[Records]
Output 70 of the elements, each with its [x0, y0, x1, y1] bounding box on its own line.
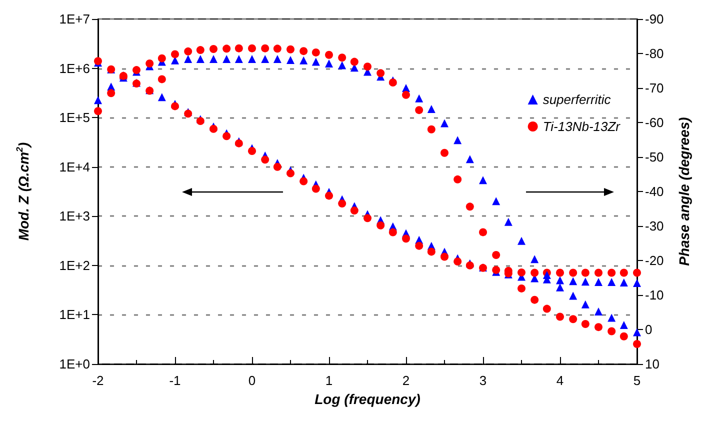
y-tick-label: 1E+3 — [59, 208, 90, 224]
y-tick-label: 1E+1 — [59, 307, 90, 322]
point — [388, 228, 397, 236]
point — [620, 268, 628, 277]
point — [581, 278, 590, 286]
point — [569, 277, 578, 286]
point — [325, 192, 333, 200]
point — [620, 278, 628, 287]
point — [210, 124, 218, 133]
point — [273, 162, 282, 171]
point — [261, 156, 270, 164]
point — [594, 278, 602, 286]
point — [581, 268, 590, 277]
point — [286, 169, 294, 178]
point — [594, 268, 602, 277]
x-axis-title: Log (frequency) — [314, 390, 421, 407]
x-tick-label: 1 — [325, 373, 333, 388]
y2-tick-label: 0 — [645, 322, 652, 337]
y-tick-label: 1E+7 — [59, 12, 90, 26]
y-tick-label: 1E+6 — [59, 60, 90, 76]
x-tick-label: 4 — [556, 373, 564, 388]
legend-label: superferritic — [542, 92, 612, 107]
point — [440, 252, 448, 261]
point — [222, 132, 231, 140]
y-tick-label: 1E+4 — [59, 159, 90, 174]
point — [556, 276, 564, 284]
y2-tick-label: -70 — [645, 80, 664, 96]
point — [338, 200, 346, 208]
y2-tick-label: -80 — [645, 46, 664, 61]
point — [248, 146, 256, 155]
x-tick-label: -1 — [169, 373, 181, 388]
point — [518, 268, 526, 276]
y2-tick-label: -30 — [645, 218, 664, 234]
point — [376, 221, 385, 230]
point — [158, 93, 166, 102]
y2-tick-label: -90 — [645, 12, 664, 26]
y-axis-title: Mod. Z (Ω.cm2) — [14, 142, 32, 241]
x-tick-label: -2 — [92, 373, 104, 388]
y2-tick-label: -60 — [645, 115, 664, 130]
point — [427, 248, 436, 256]
point — [556, 268, 564, 277]
point — [402, 234, 410, 243]
x-tick-label: 5 — [633, 373, 641, 388]
point — [171, 102, 179, 110]
y2-tick-label: -20 — [645, 253, 664, 268]
point — [300, 177, 308, 186]
y2-tick-label: 10 — [645, 356, 660, 372]
x-tick-label: 2 — [402, 373, 410, 388]
y2-axis-title: Phase angle (degrees) — [676, 116, 692, 266]
point — [569, 268, 578, 277]
point — [415, 242, 424, 250]
y2-tick-label: -40 — [645, 184, 664, 199]
point — [633, 268, 641, 277]
y-tick-label: 1E+2 — [59, 258, 90, 273]
x-tick-label: 3 — [479, 373, 487, 388]
point — [608, 278, 616, 286]
point — [350, 206, 358, 215]
point — [364, 214, 372, 222]
y-tick-label: 1E+5 — [59, 110, 90, 126]
point — [530, 268, 539, 277]
y-tick-label: 1E+0 — [59, 356, 90, 372]
point — [608, 268, 616, 277]
legend-label: Ti-13Nb-13Zr — [542, 119, 621, 134]
point — [158, 75, 166, 84]
point — [633, 279, 641, 287]
point — [312, 184, 320, 193]
x-tick-label: 0 — [248, 373, 256, 388]
y2-tick-label: -10 — [645, 288, 664, 302]
y2-tick-label: -50 — [645, 150, 664, 164]
point — [454, 258, 462, 266]
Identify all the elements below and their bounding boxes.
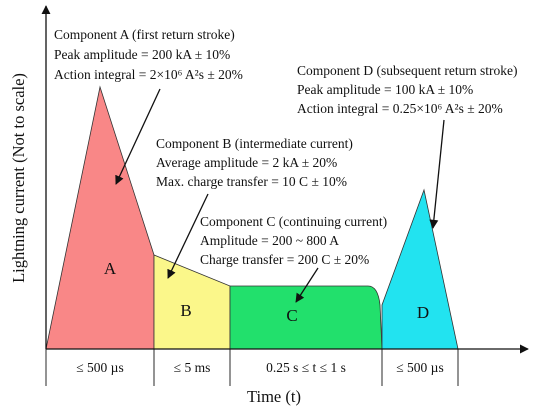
component-d-annotation: Component D (subsequent return stroke) P… — [297, 63, 517, 116]
annotation-line: Component C (continuing current) — [200, 214, 387, 229]
component-c-shape — [229, 285, 383, 350]
component-a-arrow — [115, 88, 161, 185]
annotation-line: Component A (first return stroke) — [54, 27, 235, 42]
component-c-arrow — [295, 267, 319, 303]
annotation-line: Amplitude = 200 ~ 800 A — [200, 233, 339, 248]
component-b-arrow — [167, 193, 209, 279]
component-b-duration: ≤ 5 ms — [174, 360, 211, 375]
component-a-duration: ≤ 500 µs — [76, 360, 123, 375]
x-axis-label: Time (t) — [247, 387, 301, 406]
component-d-arrow — [429, 119, 445, 229]
component-a-shape — [45, 85, 155, 350]
component-b-letter: B — [180, 301, 191, 320]
y-axis-label: Lightning current (Not to scale) — [9, 73, 28, 283]
component-c-letter: C — [286, 306, 297, 325]
annotation-line: Peak amplitude = 200 kA ± 10% — [54, 47, 230, 62]
annotation-line: Component D (subsequent return stroke) — [297, 63, 517, 78]
component-a-annotation: Component A (first return stroke) Peak a… — [54, 27, 243, 82]
component-d-duration: ≤ 500 µs — [396, 360, 443, 375]
component-c-duration: 0.25 s ≤ t ≤ 1 s — [266, 360, 346, 375]
component-b-annotation: Component B (intermediate current) Avera… — [156, 136, 353, 189]
component-a-letter: A — [104, 259, 117, 278]
annotation-line: Component B (intermediate current) — [156, 136, 353, 151]
annotation-line: Average amplitude = 2 kA ± 20% — [156, 155, 337, 170]
annotation-line: Action integral = 2×10⁶ A²s ± 20% — [54, 67, 243, 82]
component-d-shape — [381, 188, 459, 350]
component-c-annotation: Component C (continuing current) Amplitu… — [200, 214, 387, 267]
annotation-line: Charge transfer = 200 C ± 20% — [200, 252, 369, 267]
annotation-line: Action integral = 0.25×10⁶ A²s ± 20% — [297, 101, 503, 116]
component-b-shape — [153, 254, 231, 350]
component-d-letter: D — [417, 303, 429, 322]
annotation-line: Peak amplitude = 100 kA ± 10% — [297, 82, 473, 97]
annotation-line: Max. charge transfer = 10 C ± 10% — [156, 174, 347, 189]
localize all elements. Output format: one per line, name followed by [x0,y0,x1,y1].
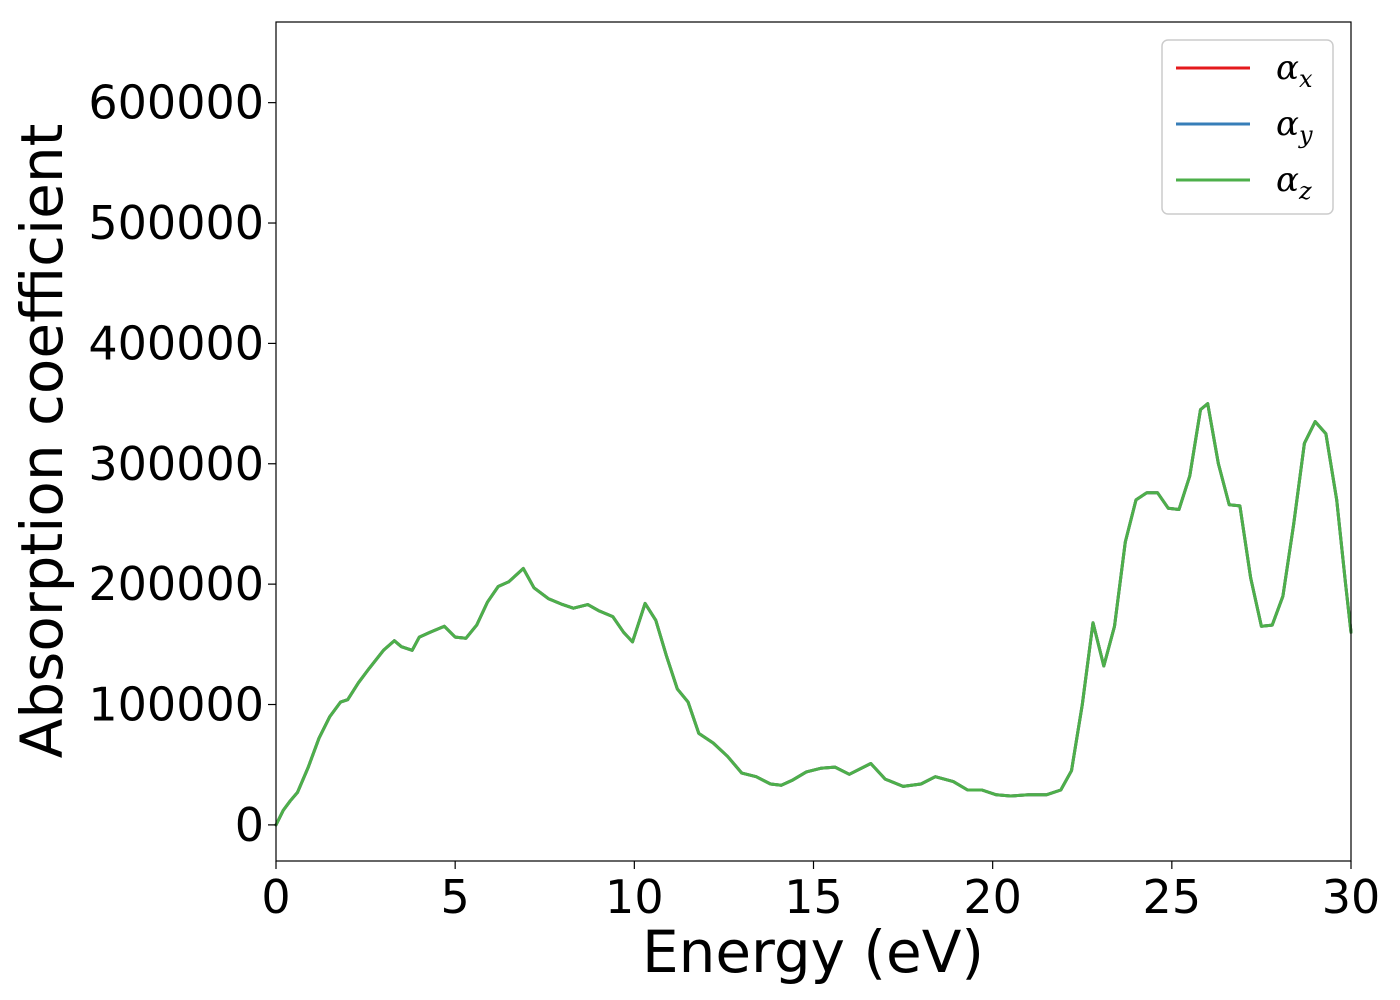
y-tick-label: 100000 [88,678,264,732]
plot-layer [274,402,1353,827]
legend-box [1161,39,1334,215]
y-tick-label: 600000 [88,76,264,130]
x-tick-label: 15 [784,870,843,924]
y-tick-label: 0 [235,798,264,852]
series-line-z [274,402,1353,827]
x-tick-label: 25 [1143,870,1202,924]
y-tick-label: 400000 [88,316,264,370]
x-tick-label: 5 [441,870,470,924]
y-axis-title: Absorption coefficient [8,124,76,759]
x-tick-label: 10 [605,870,664,924]
y-tick-label: 500000 [88,196,264,250]
x-axis-title: Energy (eV) [642,918,984,986]
y-axis-ticks: 0 100000 200000 300000 400000 500000 600000 [88,76,276,852]
x-tick-label: 20 [963,870,1022,924]
x-tick-label: 30 [1322,870,1381,924]
x-axis-ticks: 0 5 10 15 20 25 30 [261,861,1380,924]
x-tick-label: 0 [261,870,290,924]
y-tick-label: 300000 [88,437,264,491]
y-tick-label: 200000 [88,557,264,611]
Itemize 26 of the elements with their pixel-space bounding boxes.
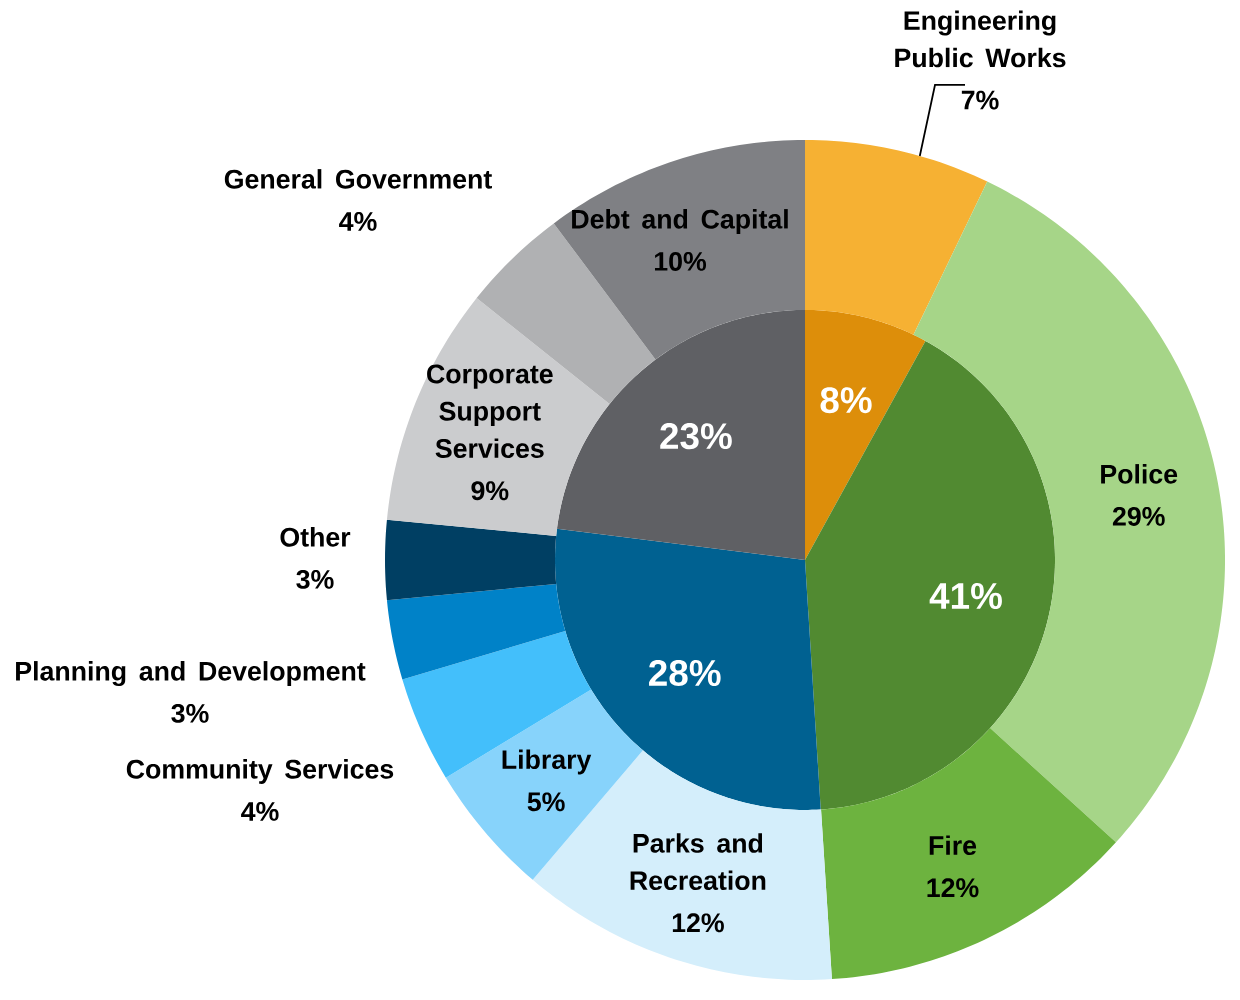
- data-label: 29%: [1112, 506, 1165, 526]
- data-label: 41%: [929, 583, 1002, 609]
- slice-label: Planning and Development: [16, 661, 366, 687]
- slice-label: Corporate Support Services: [427, 364, 553, 459]
- data-label: 4%: [241, 802, 279, 821]
- data-label: 12%: [927, 878, 979, 898]
- data-label: 28%: [649, 659, 721, 687]
- slice-label: Library: [502, 749, 592, 775]
- data-label: 9%: [471, 481, 509, 501]
- data-label: 7%: [961, 90, 999, 110]
- slice-label: Engineering Public Works: [895, 10, 1066, 68]
- slice-label: General Government: [224, 169, 492, 189]
- data-label: 10%: [654, 251, 707, 271]
- data-label: 8%: [820, 387, 872, 414]
- data-label: 23%: [660, 423, 732, 450]
- data-label: 3%: [171, 703, 209, 723]
- slice-label: Fire: [929, 835, 977, 856]
- slice-label: Police: [1101, 464, 1178, 484]
- slice-label: Community Services: [126, 759, 394, 785]
- slice-label: Parks and Recreation: [630, 833, 766, 891]
- data-label: 4%: [339, 212, 377, 231]
- data-label: 12%: [672, 913, 724, 933]
- data-label: 5%: [527, 792, 565, 812]
- slice-label: Debt and Capital: [572, 209, 788, 235]
- data-label: 3%: [296, 569, 334, 589]
- slice-label: Other: [280, 527, 351, 547]
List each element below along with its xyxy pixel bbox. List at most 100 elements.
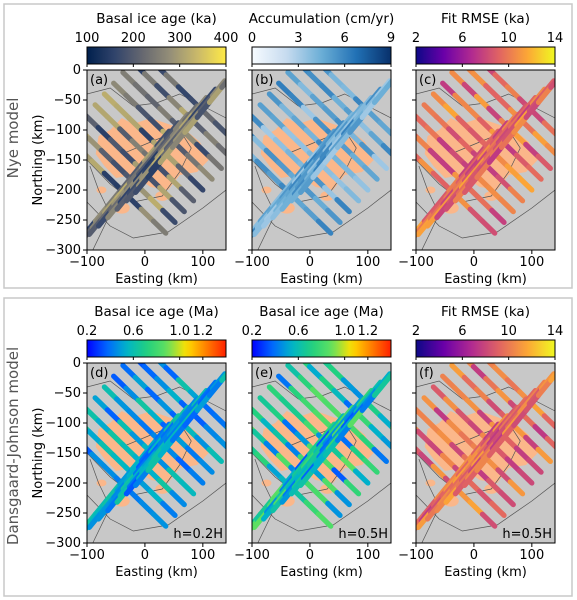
flight-line-segment [87, 406, 101, 424]
flight-line-segment [529, 401, 547, 419]
flight-line-segment [396, 137, 408, 149]
flight-line-segment [154, 376, 172, 394]
x-tick-label: −100 [234, 255, 270, 270]
flight-line-segment [486, 478, 504, 496]
flight-line-segment [343, 479, 362, 497]
flight-line-segment [464, 104, 483, 122]
flight-line-segment [184, 445, 203, 463]
flight-line-segment [362, 164, 380, 182]
flight-line-segment [470, 70, 489, 89]
contour-line [418, 165, 440, 250]
flight-line-segment [126, 408, 144, 426]
flight-line-segment [526, 457, 544, 475]
flight-line-segment [89, 158, 107, 176]
flight-line-segment [163, 365, 181, 383]
flight-line-segment [483, 82, 501, 101]
flight-line-segment [309, 93, 328, 112]
contour-line [254, 458, 276, 543]
colorbar-title: Basal ice age (Ma) [94, 304, 219, 320]
flight-line-segment [157, 398, 175, 416]
flight-line-segment [455, 408, 473, 426]
flight-line-segment [312, 488, 331, 506]
flight-line-segment [206, 446, 224, 464]
flight-line-segment [169, 422, 188, 443]
x-tick-label: 0 [306, 255, 314, 270]
flight-line-segment [200, 401, 218, 419]
flight-line-segment [147, 488, 166, 506]
y-tick-label: −200 [45, 476, 81, 491]
flight-line-segment [254, 158, 272, 176]
flight-line-segment [98, 440, 117, 458]
flight-line-segment [175, 84, 194, 102]
colorbar-tick-label: 6 [341, 31, 349, 46]
flight-line-segment [288, 385, 306, 403]
flight-line-segment [331, 174, 349, 192]
flight-line-segment [276, 373, 294, 391]
flight-line-segment [352, 468, 371, 486]
annotation: h=0.5H [502, 527, 552, 542]
flight-line-segment [147, 409, 166, 427]
flight-line-segment [322, 437, 341, 458]
colorbar-frame [415, 339, 556, 358]
flight-line-segment [141, 70, 160, 89]
flight-line-segment [424, 418, 443, 436]
flight-line-segment [187, 468, 206, 486]
flight-line-segment [120, 149, 138, 167]
flight-line-segment [266, 170, 285, 188]
y-axis-label: Northing (km) [31, 408, 46, 499]
flight-line-segment [215, 143, 226, 157]
flight-line-segment [440, 80, 458, 98]
flight-line-segment [191, 412, 209, 430]
flight-line-segment [489, 207, 507, 225]
flight-line-segment [507, 479, 526, 497]
flight-line-segment [138, 499, 157, 517]
flight-line-segment [334, 197, 352, 215]
x-axis-label: Easting (km) [280, 272, 363, 287]
panel-letter: (e) [255, 366, 273, 381]
flight-line-segment [495, 94, 514, 113]
flight-line-segment [544, 436, 555, 450]
flight-line-segment [145, 452, 163, 473]
flight-line-segment [526, 164, 544, 182]
flight-line-segment [476, 488, 495, 506]
flight-line-segment [145, 159, 163, 180]
flight-line-segment [87, 428, 104, 446]
flight-line-segment [486, 144, 505, 165]
flight-line-segment [297, 81, 316, 100]
flight-line-segment [310, 452, 328, 473]
flight-line-segment [163, 72, 181, 90]
colorbar-title: Accumulation (cm/yr) [249, 11, 394, 27]
flight-line-segment [486, 70, 498, 78]
flight-line-segment [535, 153, 553, 171]
x-tick-label: 100 [190, 255, 215, 270]
flight-line-segment [101, 91, 120, 109]
colorbar-tick-label: 14 [547, 324, 564, 339]
flight-line-segment [400, 236, 412, 251]
flight-line-segment [120, 70, 138, 88]
flight-line-segment [89, 451, 107, 469]
flight-line-segment [236, 529, 248, 544]
flight-line-segment [349, 152, 368, 170]
flight-line-segment [486, 105, 504, 124]
flight-line-segment [194, 434, 212, 452]
flight-line-segment [175, 456, 194, 474]
flight-line-segment [101, 463, 120, 481]
flight-line-segment [92, 395, 111, 413]
flight-line-segment [309, 386, 328, 404]
flight-line-segment [462, 174, 480, 195]
y-tick-label: −150 [45, 153, 81, 168]
flight-line-segment [440, 373, 458, 391]
flight-line-segment [421, 395, 440, 413]
flight-line-segment [87, 152, 95, 164]
panel-letter: (a) [90, 73, 108, 88]
flight-line-segment [430, 463, 449, 481]
colorbar-tick-label: 3 [294, 31, 302, 46]
x-tick-label: 100 [355, 255, 380, 270]
flight-line-segment [129, 138, 147, 156]
flight-line-segment [154, 82, 172, 101]
flight-line-segment [492, 72, 510, 90]
flight-line-segment [111, 80, 129, 98]
flight-line-segment [476, 116, 495, 134]
flight-line-segment [232, 137, 244, 149]
flight-line-segment [137, 363, 148, 370]
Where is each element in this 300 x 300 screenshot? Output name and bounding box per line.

» **WHAT IS ASKED**:
Rewrite the lines between the one holding "- data-label: 29%: [1112, 506, 1165, 526]" and the one holding "- slice-label: Other: [280, 527, 351, 547]", inclusive. Switch "slice-label" to "wedge-label" each time it appears, and leave all else unchanged.

» **ANSWER FOR THE TASK**:
- data-label: 29%: [1112, 506, 1165, 526]
- data-label: 41%: [929, 583, 1002, 609]
- wedge-label: Planning and Development: [16, 661, 366, 687]
- wedge-label: Corporate Support Services: [427, 364, 553, 459]
- data-label: 4%: [241, 802, 279, 821]
- data-label: 12%: [927, 878, 979, 898]
- data-label: 28%: [649, 659, 721, 687]
- wedge-label: Library: [502, 749, 592, 775]
- data-label: 9%: [471, 481, 509, 501]
- data-label: 7%: [961, 90, 999, 110]
- wedge-label: Engineering Public Works: [895, 10, 1066, 68]
- wedge-label: General Government: [224, 169, 492, 189]
- data-label: 10%: [654, 251, 707, 271]
- data-label: 8%: [820, 387, 872, 414]
- data-label: 23%: [660, 423, 732, 450]
- data-label: 3%: [171, 703, 209, 723]
- wedge-label: Fire: [929, 835, 977, 856]
- wedge-label: Police: [1101, 464, 1178, 484]
- wedge-label: Community Services: [126, 759, 394, 785]
- wedge-label: Parks and Recreation: [630, 833, 766, 891]
- data-label: 4%: [339, 212, 377, 231]
- data-label: 12%: [672, 913, 724, 933]
- data-label: 5%: [527, 792, 565, 812]
- wedge-label: Debt and Capital: [572, 209, 788, 235]
- data-label: 3%: [296, 569, 334, 589]
- wedge-label: Other: [280, 527, 351, 547]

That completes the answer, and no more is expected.